**Stored records**.
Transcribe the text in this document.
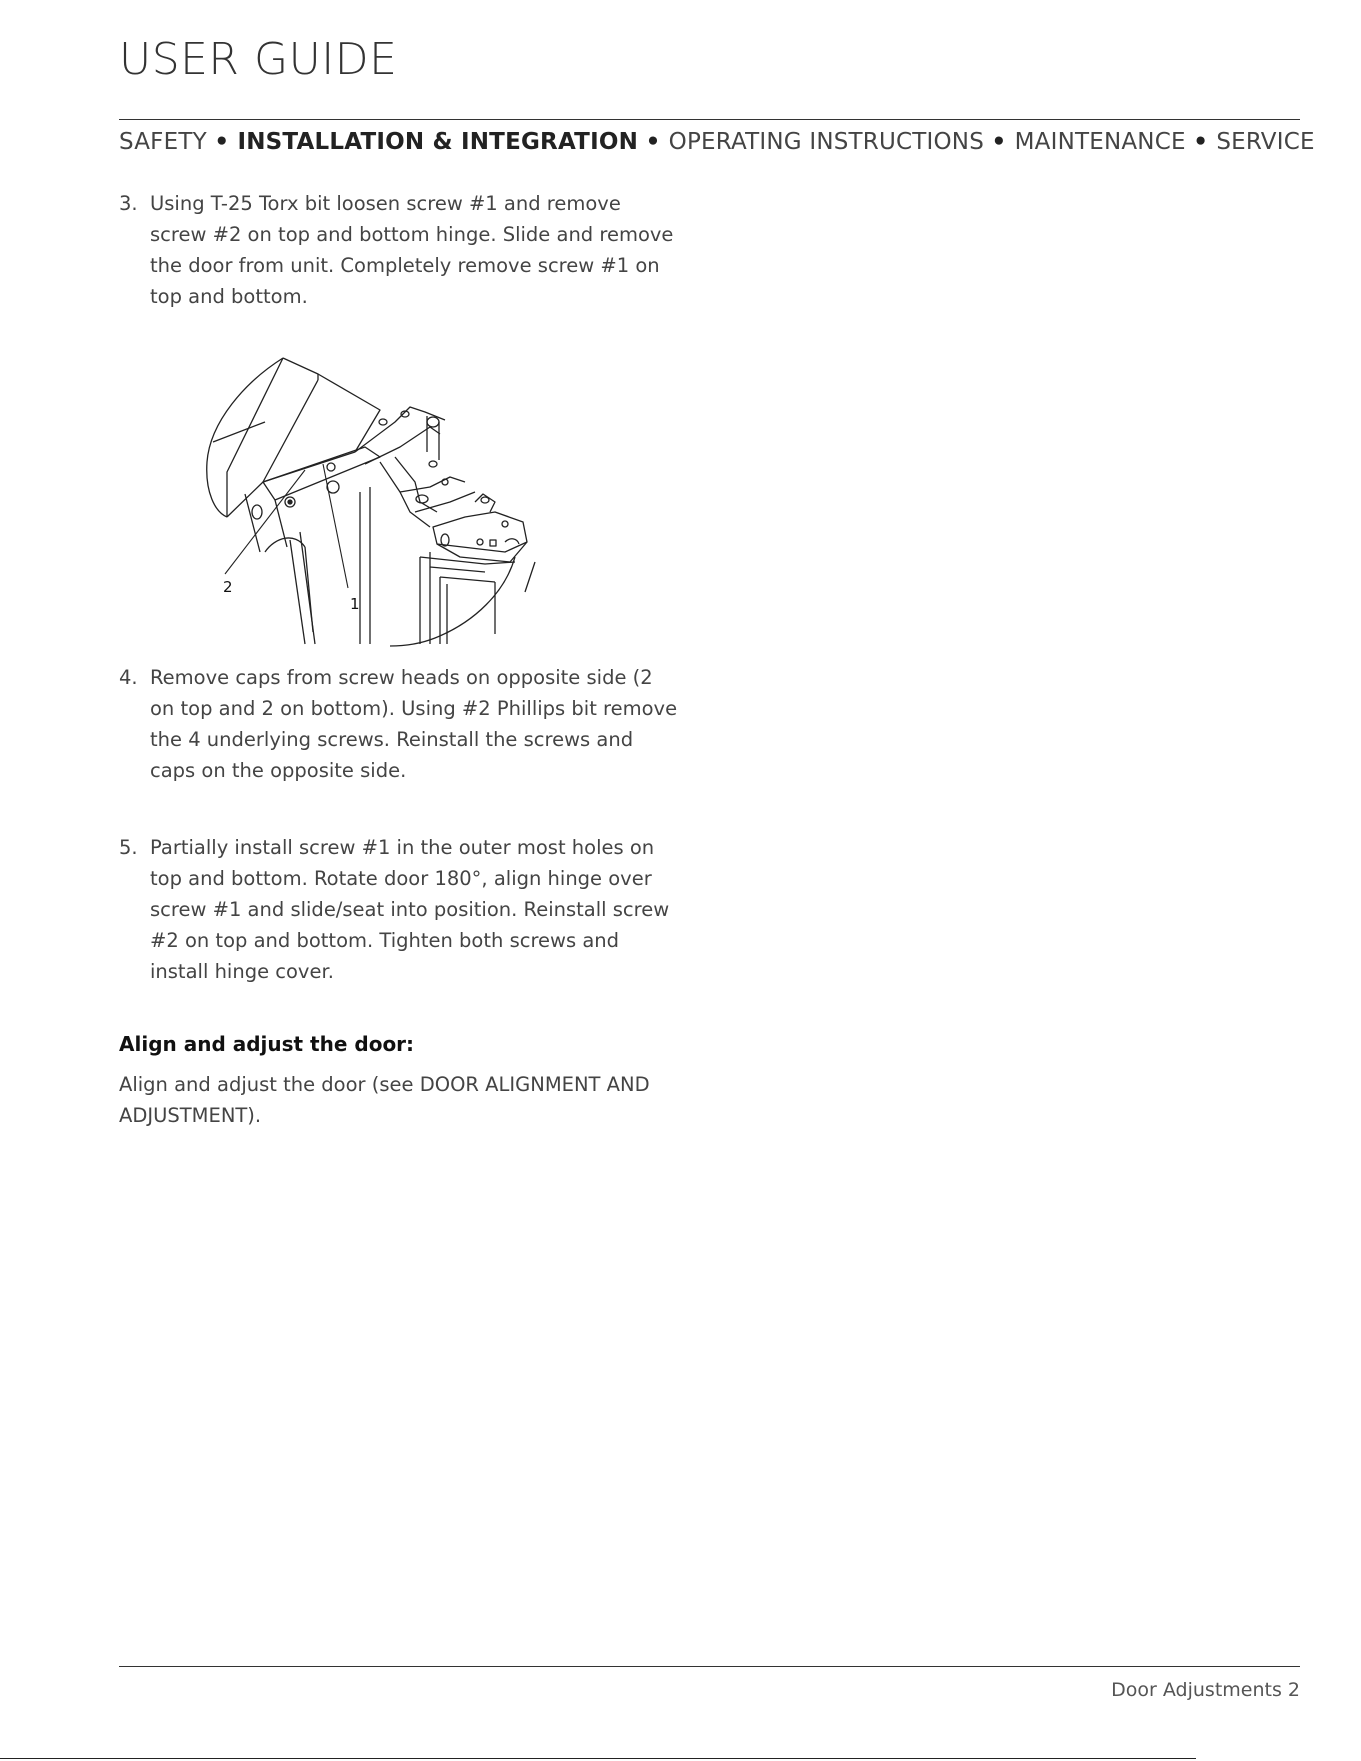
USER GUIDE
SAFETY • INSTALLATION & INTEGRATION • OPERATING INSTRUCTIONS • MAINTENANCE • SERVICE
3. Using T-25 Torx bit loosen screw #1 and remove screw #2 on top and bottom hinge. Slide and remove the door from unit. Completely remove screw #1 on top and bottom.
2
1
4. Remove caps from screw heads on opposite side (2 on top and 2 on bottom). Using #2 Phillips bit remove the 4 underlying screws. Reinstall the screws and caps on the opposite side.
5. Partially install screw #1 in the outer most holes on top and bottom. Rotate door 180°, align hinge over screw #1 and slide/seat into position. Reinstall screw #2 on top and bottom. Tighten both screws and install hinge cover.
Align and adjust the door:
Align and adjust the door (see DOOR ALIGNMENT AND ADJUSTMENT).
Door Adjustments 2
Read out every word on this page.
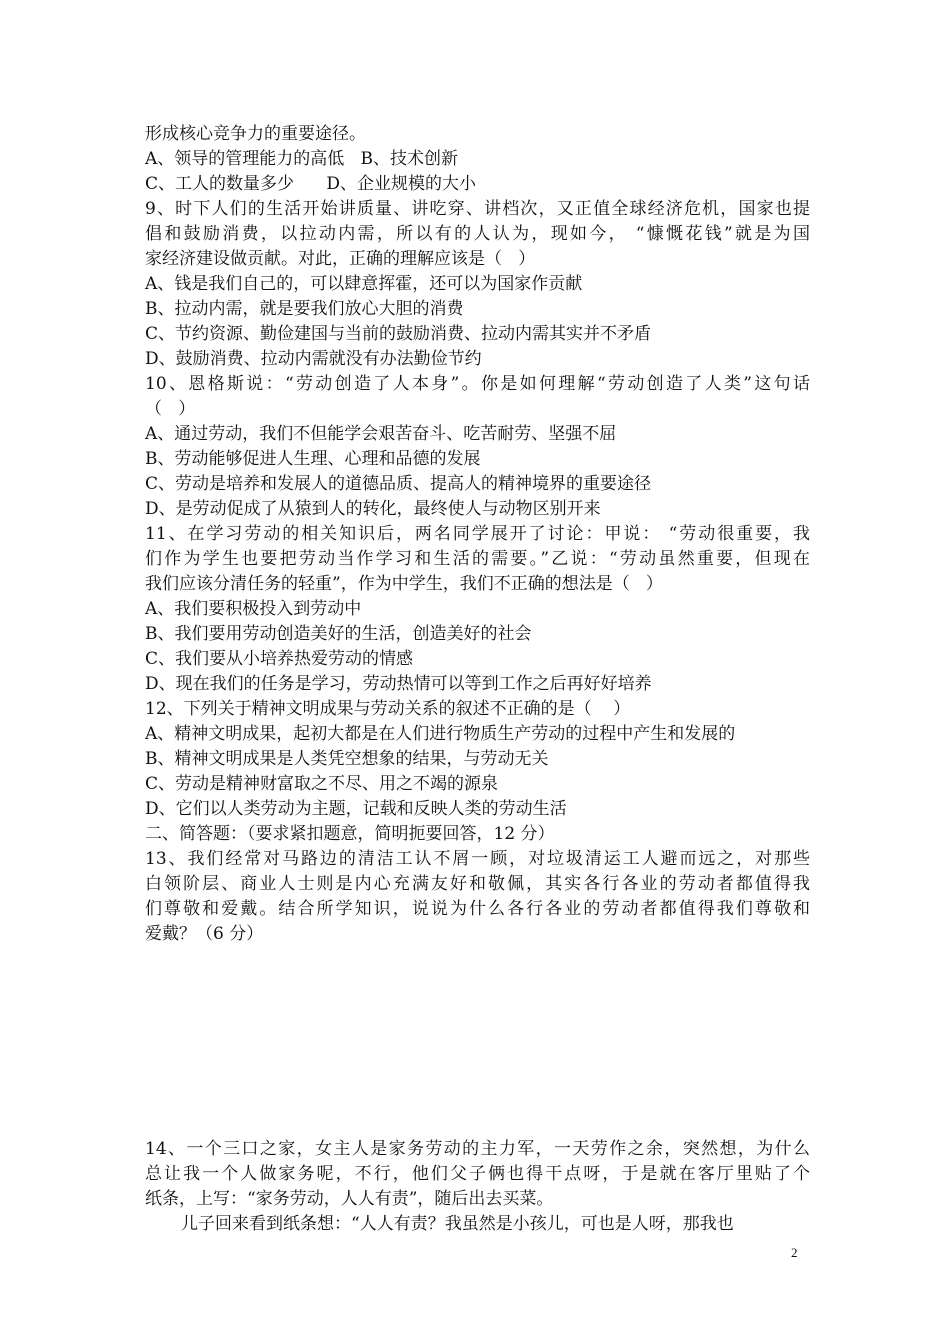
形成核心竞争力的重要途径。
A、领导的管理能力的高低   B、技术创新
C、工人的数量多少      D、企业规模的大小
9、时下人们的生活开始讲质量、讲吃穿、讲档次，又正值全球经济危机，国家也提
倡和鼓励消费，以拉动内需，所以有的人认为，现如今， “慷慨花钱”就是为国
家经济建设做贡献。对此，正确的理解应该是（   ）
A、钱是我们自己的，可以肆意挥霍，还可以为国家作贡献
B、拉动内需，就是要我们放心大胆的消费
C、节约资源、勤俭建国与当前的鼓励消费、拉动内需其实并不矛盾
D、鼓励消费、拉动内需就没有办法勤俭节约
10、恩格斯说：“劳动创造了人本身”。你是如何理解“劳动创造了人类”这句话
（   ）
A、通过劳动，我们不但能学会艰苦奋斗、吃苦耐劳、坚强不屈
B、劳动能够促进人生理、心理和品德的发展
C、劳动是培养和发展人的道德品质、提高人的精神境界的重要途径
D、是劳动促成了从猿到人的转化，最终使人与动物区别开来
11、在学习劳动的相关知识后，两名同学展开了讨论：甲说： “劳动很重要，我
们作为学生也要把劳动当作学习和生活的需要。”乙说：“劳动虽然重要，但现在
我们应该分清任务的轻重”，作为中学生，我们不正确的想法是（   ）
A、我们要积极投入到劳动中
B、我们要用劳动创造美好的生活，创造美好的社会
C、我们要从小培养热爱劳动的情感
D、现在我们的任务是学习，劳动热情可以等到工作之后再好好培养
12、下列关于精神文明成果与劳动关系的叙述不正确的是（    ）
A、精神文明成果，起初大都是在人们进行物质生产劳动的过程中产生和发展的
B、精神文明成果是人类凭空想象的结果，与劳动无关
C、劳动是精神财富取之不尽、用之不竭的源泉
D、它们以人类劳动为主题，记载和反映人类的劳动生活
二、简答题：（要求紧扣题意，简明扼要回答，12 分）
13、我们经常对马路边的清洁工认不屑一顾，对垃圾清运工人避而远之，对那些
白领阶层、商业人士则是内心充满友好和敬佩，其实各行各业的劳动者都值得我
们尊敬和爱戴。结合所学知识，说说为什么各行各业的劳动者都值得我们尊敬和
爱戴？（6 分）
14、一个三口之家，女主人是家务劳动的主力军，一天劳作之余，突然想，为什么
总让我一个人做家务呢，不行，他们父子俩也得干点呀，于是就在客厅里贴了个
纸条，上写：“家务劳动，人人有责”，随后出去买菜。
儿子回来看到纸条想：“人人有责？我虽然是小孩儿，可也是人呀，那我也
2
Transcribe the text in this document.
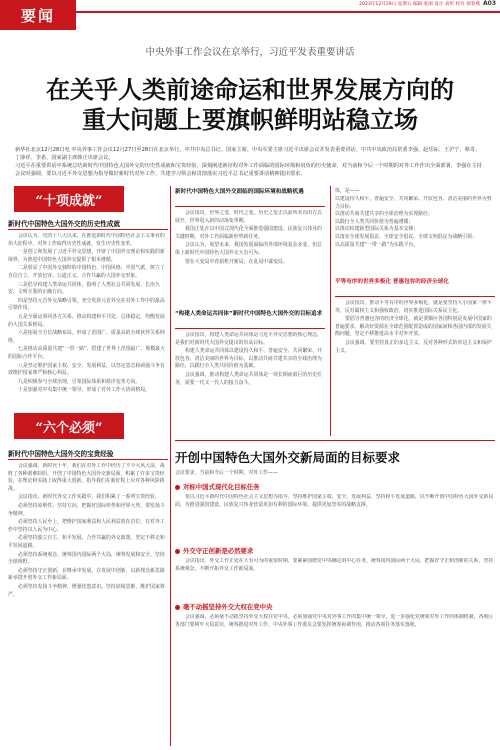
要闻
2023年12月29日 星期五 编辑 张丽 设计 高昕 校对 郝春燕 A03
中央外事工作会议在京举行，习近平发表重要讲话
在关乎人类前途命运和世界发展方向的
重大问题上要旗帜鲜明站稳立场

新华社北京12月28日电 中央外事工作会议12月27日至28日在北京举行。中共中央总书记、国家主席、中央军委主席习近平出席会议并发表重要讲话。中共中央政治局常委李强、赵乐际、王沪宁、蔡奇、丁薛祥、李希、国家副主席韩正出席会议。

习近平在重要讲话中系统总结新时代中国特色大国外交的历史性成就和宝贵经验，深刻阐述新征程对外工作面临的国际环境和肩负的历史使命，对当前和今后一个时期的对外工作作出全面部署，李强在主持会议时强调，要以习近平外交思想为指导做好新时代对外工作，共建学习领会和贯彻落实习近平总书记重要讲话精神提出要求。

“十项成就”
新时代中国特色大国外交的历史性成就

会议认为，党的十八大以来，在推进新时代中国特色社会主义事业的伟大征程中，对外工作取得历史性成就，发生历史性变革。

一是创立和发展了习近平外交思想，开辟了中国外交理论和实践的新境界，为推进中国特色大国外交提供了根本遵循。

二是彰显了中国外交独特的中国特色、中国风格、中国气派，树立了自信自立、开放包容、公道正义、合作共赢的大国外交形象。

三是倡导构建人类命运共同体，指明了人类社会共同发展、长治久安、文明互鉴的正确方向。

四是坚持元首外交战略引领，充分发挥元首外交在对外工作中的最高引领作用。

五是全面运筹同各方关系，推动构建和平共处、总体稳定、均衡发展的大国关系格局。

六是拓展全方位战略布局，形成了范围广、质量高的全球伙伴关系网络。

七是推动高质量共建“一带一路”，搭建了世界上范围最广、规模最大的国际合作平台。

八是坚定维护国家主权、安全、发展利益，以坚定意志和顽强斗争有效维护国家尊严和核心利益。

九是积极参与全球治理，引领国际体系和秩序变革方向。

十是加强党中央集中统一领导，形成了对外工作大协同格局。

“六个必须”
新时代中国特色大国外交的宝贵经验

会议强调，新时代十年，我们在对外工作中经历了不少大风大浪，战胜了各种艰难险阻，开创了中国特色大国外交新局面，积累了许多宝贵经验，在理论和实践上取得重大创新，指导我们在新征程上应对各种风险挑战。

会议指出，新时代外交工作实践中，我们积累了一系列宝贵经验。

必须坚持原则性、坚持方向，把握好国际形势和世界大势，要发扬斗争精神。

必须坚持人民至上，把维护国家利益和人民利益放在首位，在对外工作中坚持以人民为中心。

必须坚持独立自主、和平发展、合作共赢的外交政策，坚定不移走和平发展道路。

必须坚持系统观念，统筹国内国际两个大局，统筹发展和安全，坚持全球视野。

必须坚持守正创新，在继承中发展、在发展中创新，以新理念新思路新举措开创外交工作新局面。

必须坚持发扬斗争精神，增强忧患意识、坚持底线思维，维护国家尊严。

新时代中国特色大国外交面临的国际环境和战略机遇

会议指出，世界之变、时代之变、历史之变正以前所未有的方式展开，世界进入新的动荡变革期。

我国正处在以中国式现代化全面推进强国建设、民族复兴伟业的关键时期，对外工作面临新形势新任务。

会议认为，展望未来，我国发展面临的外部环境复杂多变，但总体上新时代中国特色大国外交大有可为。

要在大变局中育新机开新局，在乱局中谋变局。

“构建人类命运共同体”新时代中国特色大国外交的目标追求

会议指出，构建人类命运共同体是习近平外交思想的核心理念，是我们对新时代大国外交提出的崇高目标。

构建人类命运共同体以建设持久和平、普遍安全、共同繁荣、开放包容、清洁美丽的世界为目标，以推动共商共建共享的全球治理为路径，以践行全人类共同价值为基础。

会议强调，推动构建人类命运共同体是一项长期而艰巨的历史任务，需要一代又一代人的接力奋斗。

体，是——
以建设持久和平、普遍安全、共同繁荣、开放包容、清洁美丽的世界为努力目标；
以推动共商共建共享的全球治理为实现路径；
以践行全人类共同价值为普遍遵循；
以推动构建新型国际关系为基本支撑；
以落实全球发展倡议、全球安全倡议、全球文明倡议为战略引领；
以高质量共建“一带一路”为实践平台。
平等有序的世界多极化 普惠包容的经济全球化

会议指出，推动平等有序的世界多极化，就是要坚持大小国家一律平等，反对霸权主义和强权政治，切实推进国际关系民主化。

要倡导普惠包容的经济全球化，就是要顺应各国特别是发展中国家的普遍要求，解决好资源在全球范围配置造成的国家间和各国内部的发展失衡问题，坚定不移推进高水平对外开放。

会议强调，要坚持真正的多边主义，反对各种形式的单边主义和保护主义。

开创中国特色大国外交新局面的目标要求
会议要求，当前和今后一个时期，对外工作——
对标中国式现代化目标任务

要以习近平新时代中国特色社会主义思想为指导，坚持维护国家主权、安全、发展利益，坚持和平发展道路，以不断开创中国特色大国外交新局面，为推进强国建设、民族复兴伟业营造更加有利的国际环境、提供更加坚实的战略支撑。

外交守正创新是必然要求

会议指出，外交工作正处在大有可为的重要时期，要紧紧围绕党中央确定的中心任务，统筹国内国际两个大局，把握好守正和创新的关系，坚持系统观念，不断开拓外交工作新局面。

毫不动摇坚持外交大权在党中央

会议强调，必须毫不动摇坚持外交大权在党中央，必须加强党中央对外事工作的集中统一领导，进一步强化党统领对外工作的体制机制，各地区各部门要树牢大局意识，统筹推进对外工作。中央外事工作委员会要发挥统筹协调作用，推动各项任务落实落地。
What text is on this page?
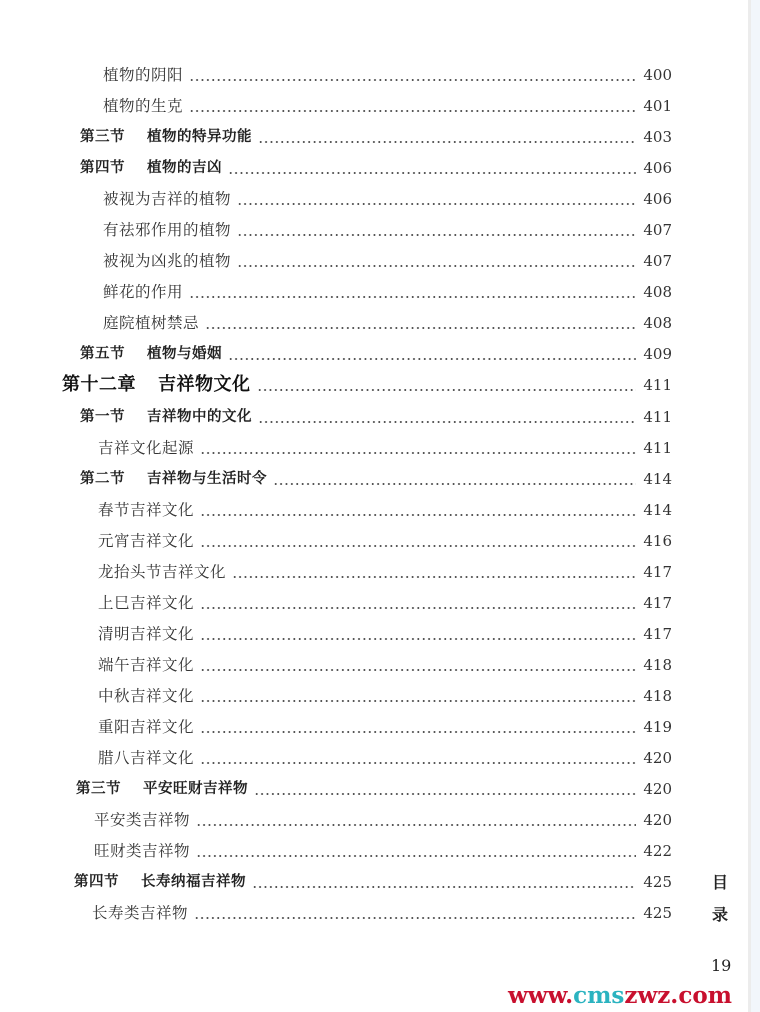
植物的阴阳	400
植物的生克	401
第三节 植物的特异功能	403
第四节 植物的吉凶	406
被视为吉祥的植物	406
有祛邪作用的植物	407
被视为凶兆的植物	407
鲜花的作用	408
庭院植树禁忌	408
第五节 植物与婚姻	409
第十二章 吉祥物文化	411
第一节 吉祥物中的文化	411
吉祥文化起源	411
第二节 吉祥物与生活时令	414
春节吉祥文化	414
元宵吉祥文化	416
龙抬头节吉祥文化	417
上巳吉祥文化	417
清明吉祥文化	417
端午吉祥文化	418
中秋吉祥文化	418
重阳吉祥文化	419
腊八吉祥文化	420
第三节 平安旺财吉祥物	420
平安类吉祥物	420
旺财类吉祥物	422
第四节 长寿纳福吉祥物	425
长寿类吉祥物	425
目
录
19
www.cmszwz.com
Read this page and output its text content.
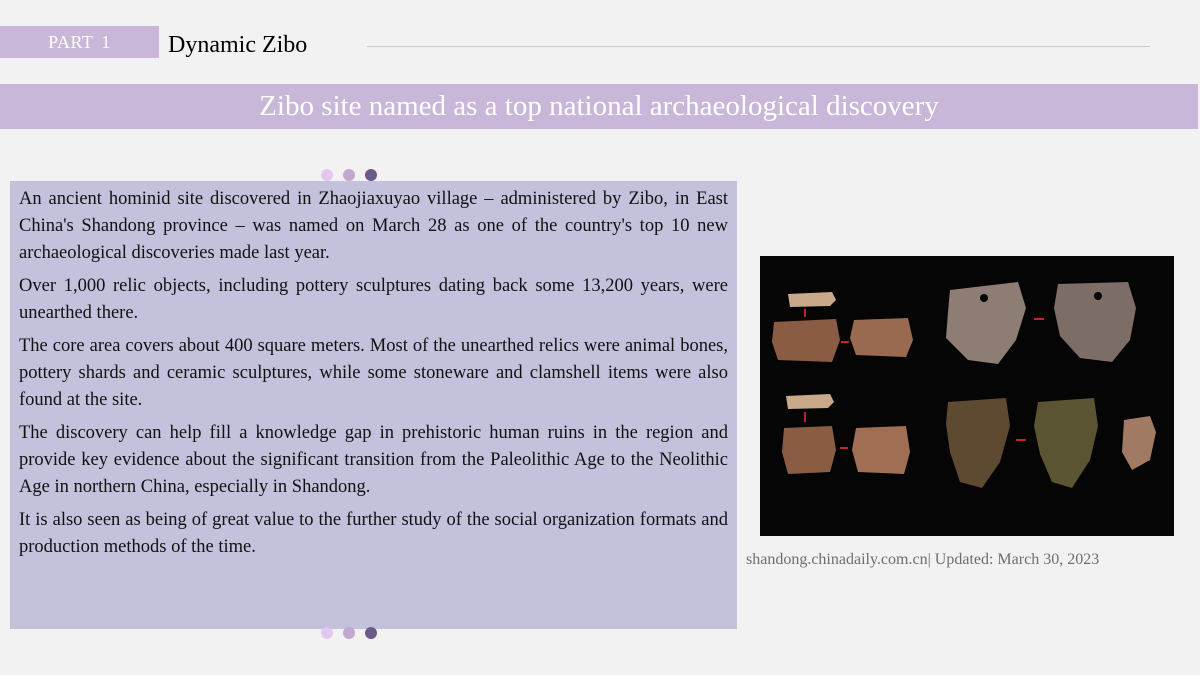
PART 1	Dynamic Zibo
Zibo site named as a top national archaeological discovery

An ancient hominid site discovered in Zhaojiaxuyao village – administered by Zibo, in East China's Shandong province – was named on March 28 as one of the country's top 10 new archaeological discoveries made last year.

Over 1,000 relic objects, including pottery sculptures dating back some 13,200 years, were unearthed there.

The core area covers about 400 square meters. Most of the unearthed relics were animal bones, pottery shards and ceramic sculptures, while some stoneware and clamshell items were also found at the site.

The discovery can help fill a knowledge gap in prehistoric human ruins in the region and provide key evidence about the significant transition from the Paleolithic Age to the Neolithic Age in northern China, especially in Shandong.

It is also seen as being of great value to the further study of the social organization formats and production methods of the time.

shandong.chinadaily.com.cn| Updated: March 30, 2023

**Exercise goal**. Scan the material above. Return every line containing the string "were".

**Solution to this problem**.
Over 1,000 relic objects, including pottery sculptures dating back some 13,200 years, were unearthed there.
The core area covers about 400 square meters. Most of the unearthed relics were animal bones, pottery shards and ceramic sculptures, while some stoneware and clamshell items were also found at the site.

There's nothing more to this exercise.